TASK PROMPT:
Each entry must be given again exactly; images do not belong in the copy.

GIVEN ENTRIES:
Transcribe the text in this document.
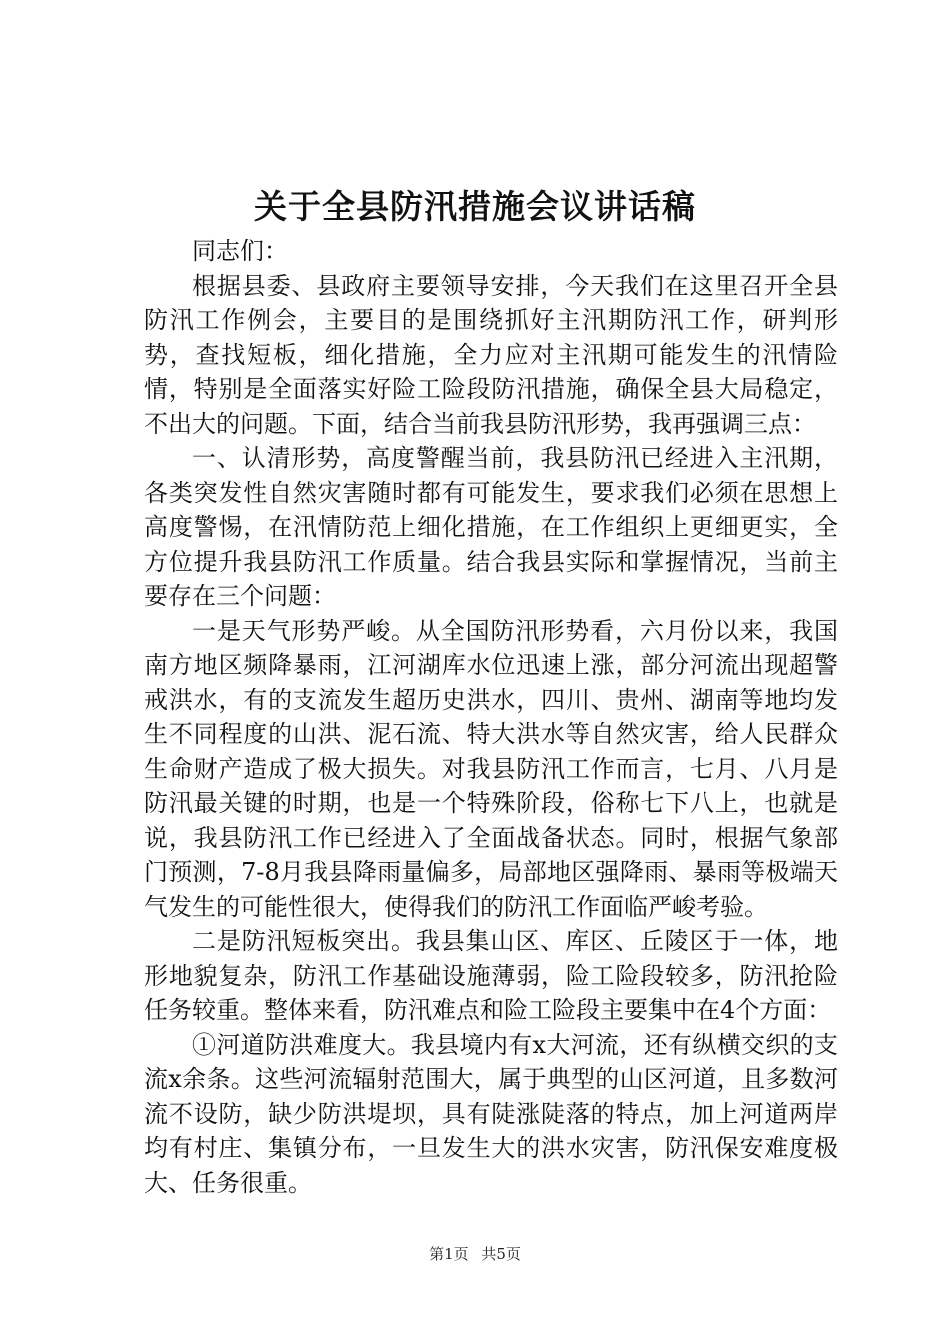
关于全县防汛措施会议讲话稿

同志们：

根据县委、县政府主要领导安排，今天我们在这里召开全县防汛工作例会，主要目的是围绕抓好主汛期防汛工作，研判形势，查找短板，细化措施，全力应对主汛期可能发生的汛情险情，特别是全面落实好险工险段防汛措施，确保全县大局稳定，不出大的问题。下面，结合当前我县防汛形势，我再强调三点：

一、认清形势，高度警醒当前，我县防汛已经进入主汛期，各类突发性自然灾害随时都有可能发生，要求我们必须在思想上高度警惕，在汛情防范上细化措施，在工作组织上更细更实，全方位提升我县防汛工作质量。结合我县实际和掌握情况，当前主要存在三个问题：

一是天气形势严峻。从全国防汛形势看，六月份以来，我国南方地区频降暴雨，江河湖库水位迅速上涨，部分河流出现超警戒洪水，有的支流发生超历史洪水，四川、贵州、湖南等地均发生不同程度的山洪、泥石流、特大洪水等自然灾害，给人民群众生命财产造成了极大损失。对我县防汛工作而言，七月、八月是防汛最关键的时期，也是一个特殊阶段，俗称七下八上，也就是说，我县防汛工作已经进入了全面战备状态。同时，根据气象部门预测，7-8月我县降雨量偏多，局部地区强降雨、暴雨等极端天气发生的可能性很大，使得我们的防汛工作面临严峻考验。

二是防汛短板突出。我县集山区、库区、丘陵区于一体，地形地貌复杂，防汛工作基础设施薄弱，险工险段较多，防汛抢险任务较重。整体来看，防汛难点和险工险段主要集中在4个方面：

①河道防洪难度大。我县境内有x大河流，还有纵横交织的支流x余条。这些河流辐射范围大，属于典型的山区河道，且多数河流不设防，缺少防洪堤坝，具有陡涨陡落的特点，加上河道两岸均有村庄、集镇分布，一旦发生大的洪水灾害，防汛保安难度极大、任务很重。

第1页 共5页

ANSWER TO THIS TASK:
Transcribe the text in this document.
关于全县防汛措施会议讲话稿

同志们：

根据县委、县政府主要领导安排，今天我们在这里召开全县防汛工作例会，主要目的是围绕抓好主汛期防汛工作，研判形势，查找短板，细化措施，全力应对主汛期可能发生的汛情险情，特别是全面落实好险工险段防汛措施，确保全县大局稳定，不出大的问题。下面，结合当前我县防汛形势，我再强调三点：

一、认清形势，高度警醒当前，我县防汛已经进入主汛期，各类突发性自然灾害随时都有可能发生，要求我们必须在思想上高度警惕，在汛情防范上细化措施，在工作组织上更细更实，全方位提升我县防汛工作质量。结合我县实际和掌握情况，当前主要存在三个问题：

一是天气形势严峻。从全国防汛形势看，六月份以来，我国南方地区频降暴雨，江河湖库水位迅速上涨，部分河流出现超警戒洪水，有的支流发生超历史洪水，四川、贵州、湖南等地均发生不同程度的山洪、泥石流、特大洪水等自然灾害，给人民群众生命财产造成了极大损失。对我县防汛工作而言，七月、八月是防汛最关键的时期，也是一个特殊阶段，俗称七下八上，也就是说，我县防汛工作已经进入了全面战备状态。同时，根据气象部门预测，7-8月我县降雨量偏多，局部地区强降雨、暴雨等极端天气发生的可能性很大，使得我们的防汛工作面临严峻考验。

二是防汛短板突出。我县集山区、库区、丘陵区于一体，地形地貌复杂，防汛工作基础设施薄弱，险工险段较多，防汛抢险任务较重。整体来看，防汛难点和险工险段主要集中在4个方面：

①河道防洪难度大。我县境内有x大河流，还有纵横交织的支流x余条。这些河流辐射范围大，属于典型的山区河道，且多数河流不设防，缺少防洪堤坝，具有陡涨陡落的特点，加上河道两岸均有村庄、集镇分布，一旦发生大的洪水灾害，防汛保安难度极大、任务很重。

第1页 共5页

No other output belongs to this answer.